**Exercise prompt**
Condense the passage's paragraph beginning "In this research, we have investigated" into a bulleted list that keeps its main facts.
[Passage — start]
High performance of chlorophyll-a prediction algorithms based on simulated OLCI Sentinel-3A bands in cyanobacteria-dominated inland waters

In this research, we have investigated whether the chlorophyll-a (chl a) retrieval algorithms based on OLCI Sentinel-3A bands are suitable for cyanobacteria-dominated waters. Phytoplankton assemblages model optical properties of the water, influencing the performance of bio-optical algorithms. Understanding these processes is important to improve the prediction of photoactive pigments in order to use them as a proxy for trophic state and harmful algal bloom. So that, both empirical and semi-analytical approaches designed for different inland waters were tested. In addition, empirical models were tuned based on dataset collected in situ. The study was conducted in the Funil hydroelectric reservoir, where chl a ranged from 2.33 to 208.68 mg m−3 in May 2012 (austral fall) and 4.37 to 306.03 mg m−3 in October 2012 (austral spring). OLCI Sentinel-3A bands were tested in existing algorithms developed for other sensors and new band combinations were compared to analyze the errors produced. Normalized Difference Chlorophyll Index (NDCI) exhibited the best performance, with a Normalized Root Mean Square Error (NRMSE) of 9.30%. Result showed that wavelength at 665 nm is adequate to estimate chl a, although the maximum pigment absorption band is shifted due to phycocyanin fluorescence at approximately 650 nm.
[Passage — finish]
[Dataset content — start]
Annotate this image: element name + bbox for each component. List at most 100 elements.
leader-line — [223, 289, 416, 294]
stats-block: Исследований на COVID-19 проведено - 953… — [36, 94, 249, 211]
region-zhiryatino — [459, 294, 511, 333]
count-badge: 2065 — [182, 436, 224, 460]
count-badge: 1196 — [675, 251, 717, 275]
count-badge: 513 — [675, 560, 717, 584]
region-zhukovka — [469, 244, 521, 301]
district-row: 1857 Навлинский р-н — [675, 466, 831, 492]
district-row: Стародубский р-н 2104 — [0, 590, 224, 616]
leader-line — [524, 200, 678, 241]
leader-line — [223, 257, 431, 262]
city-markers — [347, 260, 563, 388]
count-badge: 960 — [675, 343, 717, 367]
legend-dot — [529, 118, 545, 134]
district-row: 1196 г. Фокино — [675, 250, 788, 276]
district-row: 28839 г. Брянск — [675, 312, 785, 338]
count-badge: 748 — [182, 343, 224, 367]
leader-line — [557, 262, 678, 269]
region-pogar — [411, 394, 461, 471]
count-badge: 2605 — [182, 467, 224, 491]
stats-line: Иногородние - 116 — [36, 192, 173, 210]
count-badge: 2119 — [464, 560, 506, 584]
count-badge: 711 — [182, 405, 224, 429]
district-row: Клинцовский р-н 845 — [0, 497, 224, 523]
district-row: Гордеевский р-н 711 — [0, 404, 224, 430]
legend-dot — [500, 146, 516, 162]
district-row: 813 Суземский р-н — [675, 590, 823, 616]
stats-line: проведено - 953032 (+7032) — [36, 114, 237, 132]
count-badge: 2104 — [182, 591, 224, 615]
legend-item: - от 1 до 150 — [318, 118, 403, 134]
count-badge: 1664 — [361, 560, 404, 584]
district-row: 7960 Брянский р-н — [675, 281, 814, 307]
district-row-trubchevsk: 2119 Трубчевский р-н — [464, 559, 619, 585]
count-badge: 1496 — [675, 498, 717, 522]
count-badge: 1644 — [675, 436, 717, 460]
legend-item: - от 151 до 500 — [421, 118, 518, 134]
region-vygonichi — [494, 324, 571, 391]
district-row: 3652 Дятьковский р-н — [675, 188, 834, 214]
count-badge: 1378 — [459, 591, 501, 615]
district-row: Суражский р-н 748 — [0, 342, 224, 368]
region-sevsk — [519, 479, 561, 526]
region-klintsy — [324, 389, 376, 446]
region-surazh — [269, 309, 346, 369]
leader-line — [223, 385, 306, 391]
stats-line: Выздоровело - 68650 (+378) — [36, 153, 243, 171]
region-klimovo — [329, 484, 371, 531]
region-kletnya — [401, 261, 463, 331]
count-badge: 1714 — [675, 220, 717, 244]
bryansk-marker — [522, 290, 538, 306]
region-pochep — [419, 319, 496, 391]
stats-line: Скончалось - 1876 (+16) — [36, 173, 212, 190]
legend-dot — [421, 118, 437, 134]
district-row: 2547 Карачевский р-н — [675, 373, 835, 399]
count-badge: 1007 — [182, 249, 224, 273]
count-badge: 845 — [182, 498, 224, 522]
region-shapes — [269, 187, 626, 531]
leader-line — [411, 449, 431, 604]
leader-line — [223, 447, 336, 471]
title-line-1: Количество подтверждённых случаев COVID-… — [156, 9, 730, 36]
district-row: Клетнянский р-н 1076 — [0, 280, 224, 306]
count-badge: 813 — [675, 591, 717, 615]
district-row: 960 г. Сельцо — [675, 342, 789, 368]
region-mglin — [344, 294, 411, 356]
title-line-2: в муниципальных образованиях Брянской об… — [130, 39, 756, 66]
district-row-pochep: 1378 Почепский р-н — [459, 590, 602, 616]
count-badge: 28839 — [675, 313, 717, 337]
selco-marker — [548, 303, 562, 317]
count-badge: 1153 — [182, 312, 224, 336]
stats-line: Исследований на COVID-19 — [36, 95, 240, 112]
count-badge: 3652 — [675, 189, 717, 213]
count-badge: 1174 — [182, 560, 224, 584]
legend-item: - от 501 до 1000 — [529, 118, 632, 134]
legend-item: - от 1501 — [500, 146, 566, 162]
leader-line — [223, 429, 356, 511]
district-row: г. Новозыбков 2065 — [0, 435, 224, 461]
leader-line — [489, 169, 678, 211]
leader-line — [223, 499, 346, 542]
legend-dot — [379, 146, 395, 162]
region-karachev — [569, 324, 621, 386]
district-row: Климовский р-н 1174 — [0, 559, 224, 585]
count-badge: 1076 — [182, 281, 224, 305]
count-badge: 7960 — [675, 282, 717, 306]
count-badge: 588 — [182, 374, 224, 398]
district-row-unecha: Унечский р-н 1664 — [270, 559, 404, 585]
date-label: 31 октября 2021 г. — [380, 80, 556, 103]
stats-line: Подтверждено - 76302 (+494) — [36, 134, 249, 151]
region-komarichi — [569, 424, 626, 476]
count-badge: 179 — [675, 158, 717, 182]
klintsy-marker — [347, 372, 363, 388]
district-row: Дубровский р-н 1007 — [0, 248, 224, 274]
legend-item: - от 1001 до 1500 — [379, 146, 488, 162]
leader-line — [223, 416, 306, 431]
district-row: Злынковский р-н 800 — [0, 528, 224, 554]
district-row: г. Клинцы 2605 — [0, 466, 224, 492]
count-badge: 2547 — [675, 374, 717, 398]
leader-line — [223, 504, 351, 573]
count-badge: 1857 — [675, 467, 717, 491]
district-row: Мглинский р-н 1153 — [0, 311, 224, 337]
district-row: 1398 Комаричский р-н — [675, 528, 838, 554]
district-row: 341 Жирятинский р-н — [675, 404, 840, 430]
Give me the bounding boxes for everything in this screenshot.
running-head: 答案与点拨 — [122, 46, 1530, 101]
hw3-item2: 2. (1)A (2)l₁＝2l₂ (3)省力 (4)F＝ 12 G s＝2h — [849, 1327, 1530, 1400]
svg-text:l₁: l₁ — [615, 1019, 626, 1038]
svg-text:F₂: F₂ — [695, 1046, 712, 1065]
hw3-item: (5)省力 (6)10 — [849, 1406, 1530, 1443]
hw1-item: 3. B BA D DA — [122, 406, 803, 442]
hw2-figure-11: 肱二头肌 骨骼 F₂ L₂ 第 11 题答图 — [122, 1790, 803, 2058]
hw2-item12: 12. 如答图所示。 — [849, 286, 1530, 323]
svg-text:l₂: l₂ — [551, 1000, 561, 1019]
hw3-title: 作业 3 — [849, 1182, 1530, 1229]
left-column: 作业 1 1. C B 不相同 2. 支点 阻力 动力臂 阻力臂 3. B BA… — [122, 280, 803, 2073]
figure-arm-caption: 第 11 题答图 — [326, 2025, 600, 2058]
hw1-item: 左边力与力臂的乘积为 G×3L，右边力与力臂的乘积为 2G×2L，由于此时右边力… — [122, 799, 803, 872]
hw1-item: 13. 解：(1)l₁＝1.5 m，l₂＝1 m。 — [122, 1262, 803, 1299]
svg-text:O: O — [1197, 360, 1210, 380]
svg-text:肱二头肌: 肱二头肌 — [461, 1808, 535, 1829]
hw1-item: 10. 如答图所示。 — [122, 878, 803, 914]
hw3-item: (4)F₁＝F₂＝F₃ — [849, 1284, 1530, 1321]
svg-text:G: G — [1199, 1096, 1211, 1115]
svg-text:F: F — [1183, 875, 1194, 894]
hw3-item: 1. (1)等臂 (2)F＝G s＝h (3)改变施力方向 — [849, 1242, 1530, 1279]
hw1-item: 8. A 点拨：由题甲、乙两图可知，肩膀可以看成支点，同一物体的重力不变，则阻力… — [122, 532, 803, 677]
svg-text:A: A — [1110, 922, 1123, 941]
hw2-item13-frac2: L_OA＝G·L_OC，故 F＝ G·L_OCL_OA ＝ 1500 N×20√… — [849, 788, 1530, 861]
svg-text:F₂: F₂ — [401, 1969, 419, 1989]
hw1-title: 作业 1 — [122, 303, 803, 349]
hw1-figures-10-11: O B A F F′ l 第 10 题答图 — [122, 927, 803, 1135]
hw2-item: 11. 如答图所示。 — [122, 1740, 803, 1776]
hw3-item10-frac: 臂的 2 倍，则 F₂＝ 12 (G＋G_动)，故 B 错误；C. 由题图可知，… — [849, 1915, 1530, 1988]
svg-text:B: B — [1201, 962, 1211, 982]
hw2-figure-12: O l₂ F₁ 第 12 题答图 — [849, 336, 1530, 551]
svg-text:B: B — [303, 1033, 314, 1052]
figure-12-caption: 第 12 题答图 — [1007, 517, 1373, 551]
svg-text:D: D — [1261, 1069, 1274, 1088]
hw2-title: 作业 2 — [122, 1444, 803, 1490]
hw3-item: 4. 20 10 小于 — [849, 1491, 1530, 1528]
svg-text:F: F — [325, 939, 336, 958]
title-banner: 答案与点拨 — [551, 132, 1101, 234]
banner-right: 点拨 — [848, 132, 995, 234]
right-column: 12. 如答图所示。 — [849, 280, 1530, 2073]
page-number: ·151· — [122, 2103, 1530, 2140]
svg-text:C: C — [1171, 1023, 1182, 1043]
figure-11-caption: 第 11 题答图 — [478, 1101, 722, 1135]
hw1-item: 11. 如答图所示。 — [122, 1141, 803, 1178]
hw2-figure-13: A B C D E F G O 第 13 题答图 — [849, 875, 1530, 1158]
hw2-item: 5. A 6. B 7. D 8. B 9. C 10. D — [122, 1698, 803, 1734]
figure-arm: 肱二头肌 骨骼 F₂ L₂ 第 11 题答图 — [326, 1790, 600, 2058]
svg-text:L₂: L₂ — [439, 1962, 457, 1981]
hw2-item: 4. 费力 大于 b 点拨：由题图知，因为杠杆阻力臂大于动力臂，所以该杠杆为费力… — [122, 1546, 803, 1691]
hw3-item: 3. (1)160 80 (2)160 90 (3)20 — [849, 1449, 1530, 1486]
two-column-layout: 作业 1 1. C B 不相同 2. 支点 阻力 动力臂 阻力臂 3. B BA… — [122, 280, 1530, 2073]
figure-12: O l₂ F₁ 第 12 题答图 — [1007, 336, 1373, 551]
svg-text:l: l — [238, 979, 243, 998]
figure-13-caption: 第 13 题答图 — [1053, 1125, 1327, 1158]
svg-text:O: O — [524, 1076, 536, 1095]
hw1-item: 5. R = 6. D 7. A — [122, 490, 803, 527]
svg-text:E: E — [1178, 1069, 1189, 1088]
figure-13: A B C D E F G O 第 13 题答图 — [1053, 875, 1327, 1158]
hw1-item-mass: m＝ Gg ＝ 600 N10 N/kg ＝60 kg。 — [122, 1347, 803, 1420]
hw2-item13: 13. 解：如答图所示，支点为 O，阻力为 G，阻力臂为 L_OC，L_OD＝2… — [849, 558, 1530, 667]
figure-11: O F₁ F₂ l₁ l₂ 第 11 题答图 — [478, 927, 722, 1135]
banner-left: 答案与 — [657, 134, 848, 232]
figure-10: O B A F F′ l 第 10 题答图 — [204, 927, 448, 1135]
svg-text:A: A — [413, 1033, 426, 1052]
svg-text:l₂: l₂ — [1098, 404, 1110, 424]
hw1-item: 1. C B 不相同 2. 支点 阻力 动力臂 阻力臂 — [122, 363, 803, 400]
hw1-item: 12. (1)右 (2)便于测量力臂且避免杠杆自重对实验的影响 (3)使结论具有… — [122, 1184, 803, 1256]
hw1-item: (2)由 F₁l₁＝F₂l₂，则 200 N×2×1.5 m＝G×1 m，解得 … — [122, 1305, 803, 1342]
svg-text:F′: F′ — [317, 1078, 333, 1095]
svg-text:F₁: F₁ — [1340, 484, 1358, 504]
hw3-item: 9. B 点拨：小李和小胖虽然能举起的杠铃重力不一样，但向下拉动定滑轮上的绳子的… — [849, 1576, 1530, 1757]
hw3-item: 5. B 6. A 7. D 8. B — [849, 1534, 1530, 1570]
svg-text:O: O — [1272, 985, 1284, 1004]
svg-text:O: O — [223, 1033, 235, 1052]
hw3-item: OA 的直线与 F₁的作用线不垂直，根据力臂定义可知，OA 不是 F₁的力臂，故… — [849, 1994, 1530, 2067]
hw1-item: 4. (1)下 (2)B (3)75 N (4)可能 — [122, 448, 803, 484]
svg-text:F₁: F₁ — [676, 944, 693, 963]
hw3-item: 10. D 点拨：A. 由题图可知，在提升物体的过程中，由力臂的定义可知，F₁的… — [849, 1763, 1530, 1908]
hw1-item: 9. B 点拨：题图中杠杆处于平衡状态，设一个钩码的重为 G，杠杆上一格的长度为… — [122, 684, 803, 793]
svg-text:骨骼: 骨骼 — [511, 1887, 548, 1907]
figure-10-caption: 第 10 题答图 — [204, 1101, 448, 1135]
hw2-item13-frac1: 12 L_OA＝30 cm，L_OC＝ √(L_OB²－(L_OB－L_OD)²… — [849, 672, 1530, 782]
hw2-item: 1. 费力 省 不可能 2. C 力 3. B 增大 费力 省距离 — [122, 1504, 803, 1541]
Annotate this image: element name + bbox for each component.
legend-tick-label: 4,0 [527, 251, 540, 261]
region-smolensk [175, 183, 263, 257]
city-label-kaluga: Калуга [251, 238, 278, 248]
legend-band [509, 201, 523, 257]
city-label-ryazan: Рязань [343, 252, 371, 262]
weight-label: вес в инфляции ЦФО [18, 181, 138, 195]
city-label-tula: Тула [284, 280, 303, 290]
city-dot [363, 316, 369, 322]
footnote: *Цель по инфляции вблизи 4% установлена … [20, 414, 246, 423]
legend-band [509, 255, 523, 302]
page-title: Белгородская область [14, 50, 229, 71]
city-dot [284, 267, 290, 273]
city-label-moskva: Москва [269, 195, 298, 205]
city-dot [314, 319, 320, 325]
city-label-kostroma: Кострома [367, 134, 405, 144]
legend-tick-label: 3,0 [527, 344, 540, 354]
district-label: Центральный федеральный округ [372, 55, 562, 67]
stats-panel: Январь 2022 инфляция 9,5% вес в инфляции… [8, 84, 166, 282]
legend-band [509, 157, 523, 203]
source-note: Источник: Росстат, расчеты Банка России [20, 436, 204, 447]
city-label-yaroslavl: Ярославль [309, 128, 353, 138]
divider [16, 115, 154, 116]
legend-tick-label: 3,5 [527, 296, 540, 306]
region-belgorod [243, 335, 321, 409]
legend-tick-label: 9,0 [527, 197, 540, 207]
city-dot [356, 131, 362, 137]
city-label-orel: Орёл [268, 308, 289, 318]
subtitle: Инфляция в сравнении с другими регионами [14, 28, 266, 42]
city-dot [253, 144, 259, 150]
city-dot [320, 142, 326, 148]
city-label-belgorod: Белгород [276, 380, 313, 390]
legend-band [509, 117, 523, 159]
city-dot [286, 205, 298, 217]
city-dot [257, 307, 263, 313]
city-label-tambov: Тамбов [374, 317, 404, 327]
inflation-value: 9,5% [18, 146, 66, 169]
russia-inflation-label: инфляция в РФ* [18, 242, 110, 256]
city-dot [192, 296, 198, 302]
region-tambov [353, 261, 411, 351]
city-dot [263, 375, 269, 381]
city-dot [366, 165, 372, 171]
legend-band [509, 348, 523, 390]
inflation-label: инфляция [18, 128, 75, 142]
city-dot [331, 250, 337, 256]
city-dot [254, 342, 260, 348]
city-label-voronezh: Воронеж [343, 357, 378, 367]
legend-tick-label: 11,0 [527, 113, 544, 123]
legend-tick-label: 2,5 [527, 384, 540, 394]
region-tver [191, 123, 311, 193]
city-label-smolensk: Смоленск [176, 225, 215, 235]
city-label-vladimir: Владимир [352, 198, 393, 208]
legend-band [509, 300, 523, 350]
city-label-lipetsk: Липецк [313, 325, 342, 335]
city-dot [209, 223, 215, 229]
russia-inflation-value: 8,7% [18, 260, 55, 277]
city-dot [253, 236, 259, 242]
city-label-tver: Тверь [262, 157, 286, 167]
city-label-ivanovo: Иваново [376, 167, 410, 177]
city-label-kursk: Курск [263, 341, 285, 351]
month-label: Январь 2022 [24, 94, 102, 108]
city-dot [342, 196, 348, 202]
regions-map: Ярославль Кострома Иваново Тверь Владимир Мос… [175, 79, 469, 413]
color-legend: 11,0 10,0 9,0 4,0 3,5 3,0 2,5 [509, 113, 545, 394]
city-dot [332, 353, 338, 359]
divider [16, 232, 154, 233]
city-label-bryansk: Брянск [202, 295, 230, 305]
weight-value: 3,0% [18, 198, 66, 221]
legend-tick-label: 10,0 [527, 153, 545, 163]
[Dataset content — finish]
**Expected output**
- Aim: test whether chl a retrieval algorithms based on OLCI Sentinel-3A bands suit cyanobacteria-dominated waters.
- Phytoplankton assemblages shape the water's optical properties and affect how bio-optical algorithms perform. Understanding this helps predict photoactive pigments, which serve as a proxy for trophic state and harmful algal bloom.
- Empirical and semi-analytical approaches designed for different inland waters were tested. Empirical models were tuned on in situ data.
- Site: Funil hydroelectric reservoir. Chl a ranged from 2.33 to 208.68 mg m−3 in May 2012 (austral fall) and from 4.37 to 306.03 mg m−3 in October 2012 (austral spring).
- OLCI bands were applied in existing algorithms built for other sensors, and new band combinations were compared by their errors.
- Best performer: the Normalized Difference Chlorophyll Index (NDCI), with an NRMSE of 9.30%.
- The 665 nm wavelength is adequate for estimating chl a, although phycocyanin fluorescence at about 650 nm shifts the maximum pigment absorption band.